** Begin RECORDS TO USE **

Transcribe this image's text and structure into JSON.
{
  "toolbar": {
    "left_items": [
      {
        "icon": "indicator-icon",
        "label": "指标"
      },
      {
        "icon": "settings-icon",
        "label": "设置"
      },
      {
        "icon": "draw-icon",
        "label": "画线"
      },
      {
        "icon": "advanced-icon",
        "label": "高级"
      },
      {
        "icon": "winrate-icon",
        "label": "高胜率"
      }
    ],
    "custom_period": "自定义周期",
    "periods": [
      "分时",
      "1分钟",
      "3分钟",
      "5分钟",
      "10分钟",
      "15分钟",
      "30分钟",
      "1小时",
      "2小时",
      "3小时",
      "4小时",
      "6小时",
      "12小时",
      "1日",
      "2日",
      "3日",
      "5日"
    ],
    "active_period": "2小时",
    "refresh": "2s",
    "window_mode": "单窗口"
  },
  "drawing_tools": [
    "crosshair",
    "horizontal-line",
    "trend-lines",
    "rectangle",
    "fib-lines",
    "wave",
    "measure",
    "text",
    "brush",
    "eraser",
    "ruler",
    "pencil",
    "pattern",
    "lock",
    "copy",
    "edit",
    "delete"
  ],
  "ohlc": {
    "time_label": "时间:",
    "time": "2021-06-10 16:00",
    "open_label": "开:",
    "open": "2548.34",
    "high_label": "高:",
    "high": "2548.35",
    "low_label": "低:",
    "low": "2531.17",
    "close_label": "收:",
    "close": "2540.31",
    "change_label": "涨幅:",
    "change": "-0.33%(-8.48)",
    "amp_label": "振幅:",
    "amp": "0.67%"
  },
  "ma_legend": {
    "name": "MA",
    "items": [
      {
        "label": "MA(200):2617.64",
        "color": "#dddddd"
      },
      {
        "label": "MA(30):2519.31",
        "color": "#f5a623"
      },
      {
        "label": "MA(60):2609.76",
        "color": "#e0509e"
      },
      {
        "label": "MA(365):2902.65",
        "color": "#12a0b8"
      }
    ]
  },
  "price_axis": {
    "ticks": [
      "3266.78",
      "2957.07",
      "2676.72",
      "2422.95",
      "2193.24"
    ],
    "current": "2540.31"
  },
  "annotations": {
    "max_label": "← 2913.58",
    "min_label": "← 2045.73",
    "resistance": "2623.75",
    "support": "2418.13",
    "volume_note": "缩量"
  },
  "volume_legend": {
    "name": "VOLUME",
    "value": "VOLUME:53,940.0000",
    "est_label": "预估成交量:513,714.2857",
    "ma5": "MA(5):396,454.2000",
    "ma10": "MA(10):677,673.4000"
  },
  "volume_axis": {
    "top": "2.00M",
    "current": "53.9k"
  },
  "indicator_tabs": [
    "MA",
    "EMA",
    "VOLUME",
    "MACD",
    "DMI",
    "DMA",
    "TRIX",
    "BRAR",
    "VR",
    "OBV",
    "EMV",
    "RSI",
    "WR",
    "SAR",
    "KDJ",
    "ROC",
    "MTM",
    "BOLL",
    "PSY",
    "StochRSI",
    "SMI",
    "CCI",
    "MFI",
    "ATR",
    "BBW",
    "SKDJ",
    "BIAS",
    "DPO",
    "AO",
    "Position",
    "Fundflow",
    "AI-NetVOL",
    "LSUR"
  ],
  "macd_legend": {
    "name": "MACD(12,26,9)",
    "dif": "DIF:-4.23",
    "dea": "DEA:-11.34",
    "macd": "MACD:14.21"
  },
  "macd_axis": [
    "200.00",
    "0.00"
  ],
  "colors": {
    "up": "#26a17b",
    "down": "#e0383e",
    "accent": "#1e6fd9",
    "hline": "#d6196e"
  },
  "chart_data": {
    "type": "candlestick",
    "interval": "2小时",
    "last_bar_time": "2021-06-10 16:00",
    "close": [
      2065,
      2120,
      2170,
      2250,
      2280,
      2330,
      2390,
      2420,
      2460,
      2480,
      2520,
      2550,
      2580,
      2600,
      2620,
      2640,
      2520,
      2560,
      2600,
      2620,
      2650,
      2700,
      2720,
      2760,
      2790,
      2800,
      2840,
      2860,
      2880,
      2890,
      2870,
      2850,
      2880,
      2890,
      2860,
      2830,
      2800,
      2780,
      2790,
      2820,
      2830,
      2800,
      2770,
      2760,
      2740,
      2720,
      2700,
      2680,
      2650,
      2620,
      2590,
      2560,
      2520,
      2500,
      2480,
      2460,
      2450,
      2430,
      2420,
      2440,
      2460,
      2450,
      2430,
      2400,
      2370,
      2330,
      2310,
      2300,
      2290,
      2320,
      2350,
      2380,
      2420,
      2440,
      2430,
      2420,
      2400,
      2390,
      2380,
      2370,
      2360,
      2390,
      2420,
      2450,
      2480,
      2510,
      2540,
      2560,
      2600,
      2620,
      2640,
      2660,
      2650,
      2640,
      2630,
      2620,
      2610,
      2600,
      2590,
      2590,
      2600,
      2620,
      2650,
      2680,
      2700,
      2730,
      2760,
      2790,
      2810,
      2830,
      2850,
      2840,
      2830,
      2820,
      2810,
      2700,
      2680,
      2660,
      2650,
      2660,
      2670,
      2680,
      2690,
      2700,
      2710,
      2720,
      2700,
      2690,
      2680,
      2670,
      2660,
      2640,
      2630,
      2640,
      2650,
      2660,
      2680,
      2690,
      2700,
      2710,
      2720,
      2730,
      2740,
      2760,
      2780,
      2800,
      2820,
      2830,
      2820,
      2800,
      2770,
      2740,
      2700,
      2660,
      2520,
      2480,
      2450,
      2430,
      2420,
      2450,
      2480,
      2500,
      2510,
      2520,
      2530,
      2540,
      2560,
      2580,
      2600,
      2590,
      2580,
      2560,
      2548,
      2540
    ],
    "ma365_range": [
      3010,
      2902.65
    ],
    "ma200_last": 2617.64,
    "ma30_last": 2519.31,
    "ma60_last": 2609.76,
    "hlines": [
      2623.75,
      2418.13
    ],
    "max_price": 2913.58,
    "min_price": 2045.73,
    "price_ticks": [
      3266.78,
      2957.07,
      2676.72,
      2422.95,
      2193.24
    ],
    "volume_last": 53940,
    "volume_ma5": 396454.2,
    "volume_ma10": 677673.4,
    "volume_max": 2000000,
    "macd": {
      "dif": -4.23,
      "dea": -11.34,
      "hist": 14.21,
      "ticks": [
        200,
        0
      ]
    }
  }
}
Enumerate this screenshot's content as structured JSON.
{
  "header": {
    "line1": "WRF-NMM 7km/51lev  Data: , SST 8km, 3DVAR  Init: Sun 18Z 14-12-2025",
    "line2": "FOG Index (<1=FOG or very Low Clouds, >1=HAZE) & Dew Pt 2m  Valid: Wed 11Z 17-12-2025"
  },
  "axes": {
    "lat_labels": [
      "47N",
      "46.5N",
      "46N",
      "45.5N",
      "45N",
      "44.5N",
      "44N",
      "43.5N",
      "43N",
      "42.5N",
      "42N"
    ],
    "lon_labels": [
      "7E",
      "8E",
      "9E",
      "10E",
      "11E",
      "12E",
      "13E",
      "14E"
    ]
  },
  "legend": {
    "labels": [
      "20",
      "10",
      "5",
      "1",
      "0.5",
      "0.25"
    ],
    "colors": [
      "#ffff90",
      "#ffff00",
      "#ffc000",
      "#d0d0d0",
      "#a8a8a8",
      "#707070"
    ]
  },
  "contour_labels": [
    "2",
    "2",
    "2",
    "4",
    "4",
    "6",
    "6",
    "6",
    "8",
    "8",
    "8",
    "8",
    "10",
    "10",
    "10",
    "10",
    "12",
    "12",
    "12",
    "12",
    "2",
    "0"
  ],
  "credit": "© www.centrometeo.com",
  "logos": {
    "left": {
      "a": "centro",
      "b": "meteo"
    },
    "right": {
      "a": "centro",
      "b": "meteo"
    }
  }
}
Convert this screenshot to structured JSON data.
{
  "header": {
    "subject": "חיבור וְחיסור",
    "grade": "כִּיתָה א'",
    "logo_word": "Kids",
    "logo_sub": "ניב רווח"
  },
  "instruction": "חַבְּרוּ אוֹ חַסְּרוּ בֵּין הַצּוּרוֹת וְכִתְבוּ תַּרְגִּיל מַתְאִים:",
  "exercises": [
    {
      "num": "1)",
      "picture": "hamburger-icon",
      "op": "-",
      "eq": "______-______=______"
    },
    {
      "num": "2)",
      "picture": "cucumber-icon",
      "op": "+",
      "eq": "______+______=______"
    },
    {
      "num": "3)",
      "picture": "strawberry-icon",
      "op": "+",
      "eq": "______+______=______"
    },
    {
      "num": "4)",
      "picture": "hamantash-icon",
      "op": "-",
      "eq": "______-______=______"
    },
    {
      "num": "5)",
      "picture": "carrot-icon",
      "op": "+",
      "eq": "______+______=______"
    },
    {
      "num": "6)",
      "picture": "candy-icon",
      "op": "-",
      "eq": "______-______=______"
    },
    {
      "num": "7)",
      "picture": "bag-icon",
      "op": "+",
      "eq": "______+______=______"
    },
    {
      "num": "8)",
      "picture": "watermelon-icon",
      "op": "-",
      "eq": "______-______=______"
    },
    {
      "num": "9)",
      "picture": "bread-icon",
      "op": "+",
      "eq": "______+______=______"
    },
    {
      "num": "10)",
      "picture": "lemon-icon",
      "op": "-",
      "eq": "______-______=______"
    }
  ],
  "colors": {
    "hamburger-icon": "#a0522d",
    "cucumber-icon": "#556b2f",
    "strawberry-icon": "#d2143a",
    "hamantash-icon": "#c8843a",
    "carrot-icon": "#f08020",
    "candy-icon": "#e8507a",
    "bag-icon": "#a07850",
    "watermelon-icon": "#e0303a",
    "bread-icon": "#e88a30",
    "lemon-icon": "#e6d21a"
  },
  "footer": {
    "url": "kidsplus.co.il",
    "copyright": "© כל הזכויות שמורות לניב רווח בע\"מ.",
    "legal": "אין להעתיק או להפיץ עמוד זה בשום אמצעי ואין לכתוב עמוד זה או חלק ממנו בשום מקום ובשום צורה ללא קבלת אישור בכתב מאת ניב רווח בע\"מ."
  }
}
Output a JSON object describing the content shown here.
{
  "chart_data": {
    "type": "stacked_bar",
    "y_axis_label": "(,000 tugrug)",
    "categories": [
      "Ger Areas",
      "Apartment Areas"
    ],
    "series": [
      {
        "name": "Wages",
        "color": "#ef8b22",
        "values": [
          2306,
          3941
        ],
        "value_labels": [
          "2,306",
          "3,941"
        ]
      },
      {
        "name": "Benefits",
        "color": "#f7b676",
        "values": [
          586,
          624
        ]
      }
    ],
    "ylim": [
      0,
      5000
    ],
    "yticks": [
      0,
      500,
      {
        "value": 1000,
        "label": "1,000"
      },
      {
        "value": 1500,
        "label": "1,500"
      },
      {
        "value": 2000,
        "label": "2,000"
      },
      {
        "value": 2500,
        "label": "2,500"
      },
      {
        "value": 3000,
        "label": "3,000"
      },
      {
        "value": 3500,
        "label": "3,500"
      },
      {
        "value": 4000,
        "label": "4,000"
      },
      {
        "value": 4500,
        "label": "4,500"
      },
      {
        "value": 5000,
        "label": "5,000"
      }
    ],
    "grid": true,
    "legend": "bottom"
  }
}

** End RECORDS TO USE **

Only the number is needed: state how many lines in the listing contain "this".

THE RESPONSE >> 3